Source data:
::::

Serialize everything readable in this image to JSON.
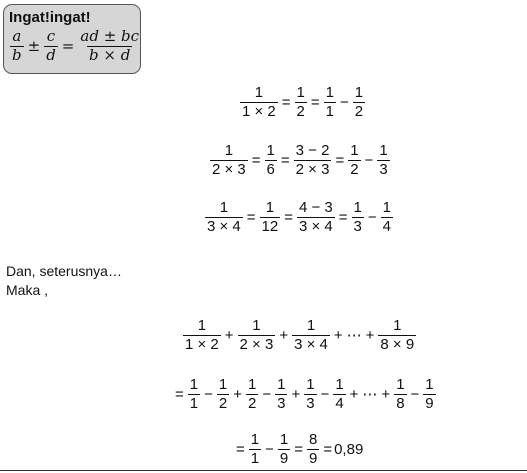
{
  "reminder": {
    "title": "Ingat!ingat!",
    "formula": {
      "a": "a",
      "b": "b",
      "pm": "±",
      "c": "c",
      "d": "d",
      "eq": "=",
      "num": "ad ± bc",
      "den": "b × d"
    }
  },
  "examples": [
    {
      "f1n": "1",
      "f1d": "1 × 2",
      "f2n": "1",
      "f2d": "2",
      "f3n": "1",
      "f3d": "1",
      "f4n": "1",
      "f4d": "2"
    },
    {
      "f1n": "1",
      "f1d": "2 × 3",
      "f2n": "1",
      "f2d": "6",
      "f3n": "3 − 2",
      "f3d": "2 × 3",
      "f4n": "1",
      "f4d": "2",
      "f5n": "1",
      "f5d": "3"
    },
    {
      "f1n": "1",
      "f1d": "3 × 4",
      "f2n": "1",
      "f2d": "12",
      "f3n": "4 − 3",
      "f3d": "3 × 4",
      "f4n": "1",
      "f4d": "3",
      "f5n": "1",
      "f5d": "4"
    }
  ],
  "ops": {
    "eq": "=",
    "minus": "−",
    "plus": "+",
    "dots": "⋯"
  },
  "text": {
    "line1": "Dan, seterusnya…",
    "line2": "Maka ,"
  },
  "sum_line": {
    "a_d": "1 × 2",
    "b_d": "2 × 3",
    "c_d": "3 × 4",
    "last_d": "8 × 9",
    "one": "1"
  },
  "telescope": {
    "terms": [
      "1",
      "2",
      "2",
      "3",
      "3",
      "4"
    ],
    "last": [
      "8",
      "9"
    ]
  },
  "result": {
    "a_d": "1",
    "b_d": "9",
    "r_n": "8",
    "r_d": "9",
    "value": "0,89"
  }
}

::::

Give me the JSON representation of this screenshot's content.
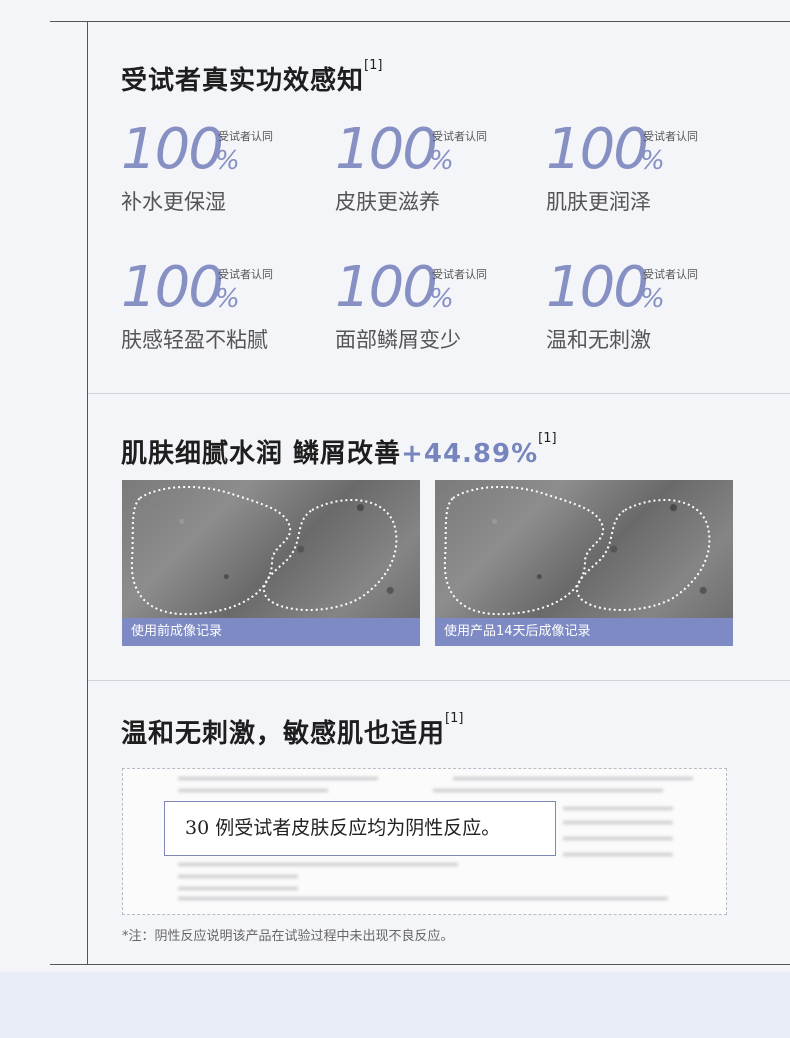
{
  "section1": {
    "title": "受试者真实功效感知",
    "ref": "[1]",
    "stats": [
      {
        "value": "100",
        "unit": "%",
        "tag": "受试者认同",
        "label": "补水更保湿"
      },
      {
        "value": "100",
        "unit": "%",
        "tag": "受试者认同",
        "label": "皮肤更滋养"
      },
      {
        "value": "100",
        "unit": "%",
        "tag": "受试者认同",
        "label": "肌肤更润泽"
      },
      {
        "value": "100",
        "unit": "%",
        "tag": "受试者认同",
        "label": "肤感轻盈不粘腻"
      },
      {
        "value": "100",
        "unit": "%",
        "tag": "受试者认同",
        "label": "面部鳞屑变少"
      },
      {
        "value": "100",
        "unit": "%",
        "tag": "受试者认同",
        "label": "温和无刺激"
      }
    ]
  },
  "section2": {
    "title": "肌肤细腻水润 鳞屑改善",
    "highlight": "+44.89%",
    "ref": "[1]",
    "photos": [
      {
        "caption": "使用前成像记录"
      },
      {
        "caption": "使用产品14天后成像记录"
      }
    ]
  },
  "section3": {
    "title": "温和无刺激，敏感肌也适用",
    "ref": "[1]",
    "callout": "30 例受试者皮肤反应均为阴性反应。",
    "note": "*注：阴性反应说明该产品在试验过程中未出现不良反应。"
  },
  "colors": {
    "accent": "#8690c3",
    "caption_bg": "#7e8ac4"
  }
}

::::

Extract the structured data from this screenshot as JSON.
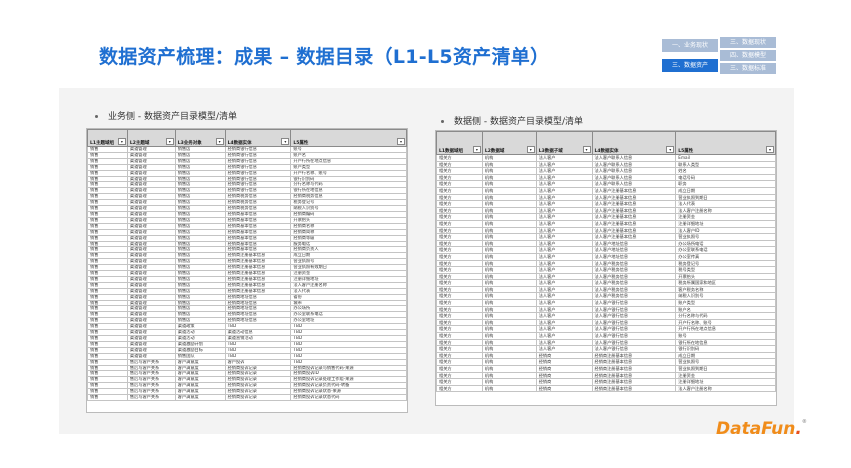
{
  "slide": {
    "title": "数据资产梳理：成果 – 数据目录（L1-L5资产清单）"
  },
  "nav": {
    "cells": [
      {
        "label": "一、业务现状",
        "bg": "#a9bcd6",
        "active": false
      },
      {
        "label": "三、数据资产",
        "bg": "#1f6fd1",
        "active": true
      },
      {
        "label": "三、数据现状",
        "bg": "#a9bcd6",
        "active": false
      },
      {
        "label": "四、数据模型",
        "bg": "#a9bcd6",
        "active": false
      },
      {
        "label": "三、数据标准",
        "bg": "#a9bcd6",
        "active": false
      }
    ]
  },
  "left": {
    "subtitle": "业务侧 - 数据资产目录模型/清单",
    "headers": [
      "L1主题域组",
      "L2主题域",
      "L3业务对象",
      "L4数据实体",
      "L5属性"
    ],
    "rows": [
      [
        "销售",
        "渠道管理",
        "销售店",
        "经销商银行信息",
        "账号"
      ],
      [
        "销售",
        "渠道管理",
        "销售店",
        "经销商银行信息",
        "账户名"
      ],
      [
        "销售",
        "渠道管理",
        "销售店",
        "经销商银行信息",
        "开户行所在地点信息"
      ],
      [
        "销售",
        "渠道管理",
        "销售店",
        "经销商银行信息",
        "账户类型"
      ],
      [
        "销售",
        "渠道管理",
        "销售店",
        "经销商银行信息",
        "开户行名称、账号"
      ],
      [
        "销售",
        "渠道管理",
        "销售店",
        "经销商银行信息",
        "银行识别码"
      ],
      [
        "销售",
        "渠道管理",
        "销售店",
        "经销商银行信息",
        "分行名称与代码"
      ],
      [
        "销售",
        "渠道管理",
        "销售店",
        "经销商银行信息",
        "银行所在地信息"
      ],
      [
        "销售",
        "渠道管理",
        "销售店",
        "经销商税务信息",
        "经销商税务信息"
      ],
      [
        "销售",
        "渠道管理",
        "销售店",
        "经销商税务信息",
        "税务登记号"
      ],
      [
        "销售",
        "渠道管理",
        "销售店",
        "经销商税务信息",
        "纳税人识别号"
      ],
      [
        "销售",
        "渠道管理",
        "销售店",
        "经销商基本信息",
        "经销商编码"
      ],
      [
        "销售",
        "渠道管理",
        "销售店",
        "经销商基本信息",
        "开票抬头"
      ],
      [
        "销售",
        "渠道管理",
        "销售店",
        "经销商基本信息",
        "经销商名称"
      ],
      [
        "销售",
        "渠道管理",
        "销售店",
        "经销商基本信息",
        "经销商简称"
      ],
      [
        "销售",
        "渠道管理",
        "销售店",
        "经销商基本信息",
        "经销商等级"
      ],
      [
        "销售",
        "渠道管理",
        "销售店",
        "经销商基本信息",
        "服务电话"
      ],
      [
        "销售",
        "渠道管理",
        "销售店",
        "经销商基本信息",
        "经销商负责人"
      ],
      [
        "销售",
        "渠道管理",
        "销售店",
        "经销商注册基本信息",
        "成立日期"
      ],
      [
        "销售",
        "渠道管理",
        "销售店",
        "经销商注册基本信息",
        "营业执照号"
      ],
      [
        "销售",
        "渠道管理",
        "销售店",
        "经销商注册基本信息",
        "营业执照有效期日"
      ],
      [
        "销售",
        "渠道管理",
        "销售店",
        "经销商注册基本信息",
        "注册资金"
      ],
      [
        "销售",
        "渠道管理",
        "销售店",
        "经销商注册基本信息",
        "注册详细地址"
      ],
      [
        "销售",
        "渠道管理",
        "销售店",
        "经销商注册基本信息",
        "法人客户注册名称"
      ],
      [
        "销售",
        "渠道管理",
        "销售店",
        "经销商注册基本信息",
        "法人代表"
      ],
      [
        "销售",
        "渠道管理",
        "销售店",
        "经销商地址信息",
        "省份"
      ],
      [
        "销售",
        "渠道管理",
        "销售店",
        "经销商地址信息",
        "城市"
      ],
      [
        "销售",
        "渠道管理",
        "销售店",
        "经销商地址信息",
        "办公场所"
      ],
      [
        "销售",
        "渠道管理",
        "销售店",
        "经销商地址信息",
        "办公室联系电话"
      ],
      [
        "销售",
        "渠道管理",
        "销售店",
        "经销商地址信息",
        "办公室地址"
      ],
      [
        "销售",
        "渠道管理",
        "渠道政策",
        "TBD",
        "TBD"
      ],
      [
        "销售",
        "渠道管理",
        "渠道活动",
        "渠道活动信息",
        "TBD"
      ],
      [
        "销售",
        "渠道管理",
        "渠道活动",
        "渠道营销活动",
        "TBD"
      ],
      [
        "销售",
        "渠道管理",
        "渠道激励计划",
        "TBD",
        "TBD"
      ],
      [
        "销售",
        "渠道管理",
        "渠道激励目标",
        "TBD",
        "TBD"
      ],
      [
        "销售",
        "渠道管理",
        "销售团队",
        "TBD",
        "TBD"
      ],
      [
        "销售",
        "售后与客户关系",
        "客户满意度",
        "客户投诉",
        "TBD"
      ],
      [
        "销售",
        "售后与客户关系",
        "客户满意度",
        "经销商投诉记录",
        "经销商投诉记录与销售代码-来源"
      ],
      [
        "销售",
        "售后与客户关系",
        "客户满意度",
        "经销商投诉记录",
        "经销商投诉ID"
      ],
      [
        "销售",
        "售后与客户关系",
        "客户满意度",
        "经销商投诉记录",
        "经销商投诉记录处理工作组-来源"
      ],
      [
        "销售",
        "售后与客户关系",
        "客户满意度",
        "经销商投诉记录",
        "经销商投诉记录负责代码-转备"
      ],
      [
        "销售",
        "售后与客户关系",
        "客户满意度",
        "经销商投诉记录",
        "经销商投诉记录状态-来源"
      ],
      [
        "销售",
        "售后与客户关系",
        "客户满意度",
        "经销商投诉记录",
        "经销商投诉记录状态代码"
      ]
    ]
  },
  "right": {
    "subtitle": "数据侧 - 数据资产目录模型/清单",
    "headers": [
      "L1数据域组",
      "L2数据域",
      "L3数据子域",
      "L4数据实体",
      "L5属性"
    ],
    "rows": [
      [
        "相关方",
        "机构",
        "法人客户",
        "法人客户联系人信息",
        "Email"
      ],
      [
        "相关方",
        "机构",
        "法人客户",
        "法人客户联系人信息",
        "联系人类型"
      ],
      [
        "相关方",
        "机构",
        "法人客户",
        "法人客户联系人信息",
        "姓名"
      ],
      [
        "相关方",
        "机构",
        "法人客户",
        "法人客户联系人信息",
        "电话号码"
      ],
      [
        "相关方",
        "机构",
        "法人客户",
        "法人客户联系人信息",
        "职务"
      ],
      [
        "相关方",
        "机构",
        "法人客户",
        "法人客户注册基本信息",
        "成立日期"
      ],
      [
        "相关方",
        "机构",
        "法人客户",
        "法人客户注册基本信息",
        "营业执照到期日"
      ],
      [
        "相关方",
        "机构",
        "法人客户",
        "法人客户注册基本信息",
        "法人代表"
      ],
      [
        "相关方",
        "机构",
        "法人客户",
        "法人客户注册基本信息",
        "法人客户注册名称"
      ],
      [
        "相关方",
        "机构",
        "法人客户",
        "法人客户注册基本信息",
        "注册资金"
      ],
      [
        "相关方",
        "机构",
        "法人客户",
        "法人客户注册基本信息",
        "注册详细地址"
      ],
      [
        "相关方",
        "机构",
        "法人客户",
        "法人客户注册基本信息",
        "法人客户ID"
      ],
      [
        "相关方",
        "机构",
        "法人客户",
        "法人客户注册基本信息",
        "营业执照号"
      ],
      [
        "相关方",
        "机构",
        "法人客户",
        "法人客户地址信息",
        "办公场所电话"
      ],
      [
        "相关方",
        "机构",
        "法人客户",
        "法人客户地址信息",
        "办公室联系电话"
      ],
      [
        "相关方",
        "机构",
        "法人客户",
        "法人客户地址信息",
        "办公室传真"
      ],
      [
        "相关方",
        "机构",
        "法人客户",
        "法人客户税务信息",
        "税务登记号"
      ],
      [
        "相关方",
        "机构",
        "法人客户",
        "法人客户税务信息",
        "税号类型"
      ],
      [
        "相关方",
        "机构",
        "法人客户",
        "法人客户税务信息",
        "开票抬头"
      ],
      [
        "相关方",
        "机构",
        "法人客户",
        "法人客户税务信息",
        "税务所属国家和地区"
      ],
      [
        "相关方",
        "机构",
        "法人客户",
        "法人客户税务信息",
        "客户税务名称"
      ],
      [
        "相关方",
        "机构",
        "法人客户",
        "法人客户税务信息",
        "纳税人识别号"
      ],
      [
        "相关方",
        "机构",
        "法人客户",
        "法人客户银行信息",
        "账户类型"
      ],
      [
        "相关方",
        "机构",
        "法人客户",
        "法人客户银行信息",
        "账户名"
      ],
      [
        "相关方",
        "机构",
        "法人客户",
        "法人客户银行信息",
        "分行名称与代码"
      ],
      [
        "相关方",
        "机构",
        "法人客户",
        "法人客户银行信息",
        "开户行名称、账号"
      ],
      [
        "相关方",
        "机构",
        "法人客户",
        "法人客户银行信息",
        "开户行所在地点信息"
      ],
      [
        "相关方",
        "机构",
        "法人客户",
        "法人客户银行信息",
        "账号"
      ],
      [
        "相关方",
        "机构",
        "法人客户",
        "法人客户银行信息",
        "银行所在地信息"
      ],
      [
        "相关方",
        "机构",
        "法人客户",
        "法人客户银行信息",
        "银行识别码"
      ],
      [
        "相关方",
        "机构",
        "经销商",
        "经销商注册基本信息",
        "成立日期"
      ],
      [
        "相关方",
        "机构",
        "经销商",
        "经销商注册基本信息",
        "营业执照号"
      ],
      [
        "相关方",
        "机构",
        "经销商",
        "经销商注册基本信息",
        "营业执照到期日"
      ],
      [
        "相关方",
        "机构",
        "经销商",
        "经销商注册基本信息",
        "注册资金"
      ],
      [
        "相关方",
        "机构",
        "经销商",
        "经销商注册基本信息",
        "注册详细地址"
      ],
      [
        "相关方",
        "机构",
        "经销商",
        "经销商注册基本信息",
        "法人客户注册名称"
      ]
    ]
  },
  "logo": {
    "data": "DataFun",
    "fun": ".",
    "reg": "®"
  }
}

::::

**The task**
Go through the listing above and return every line where the word "label" occurs.

**The response**
        "label": "补水更保湿"
        "label": "皮肤更滋养"
        "label": "肌肤更润泽"
        "label": "肤感轻盈不粘腻"
        "label": "面部鳞屑变少"
        "label": "温和无刺激"
        "label": "一、业务现状",
        "label": "三、数据资产",
        "label": "三、数据现状",
        "label": "四、数据模型",
        "label": "三、数据标准",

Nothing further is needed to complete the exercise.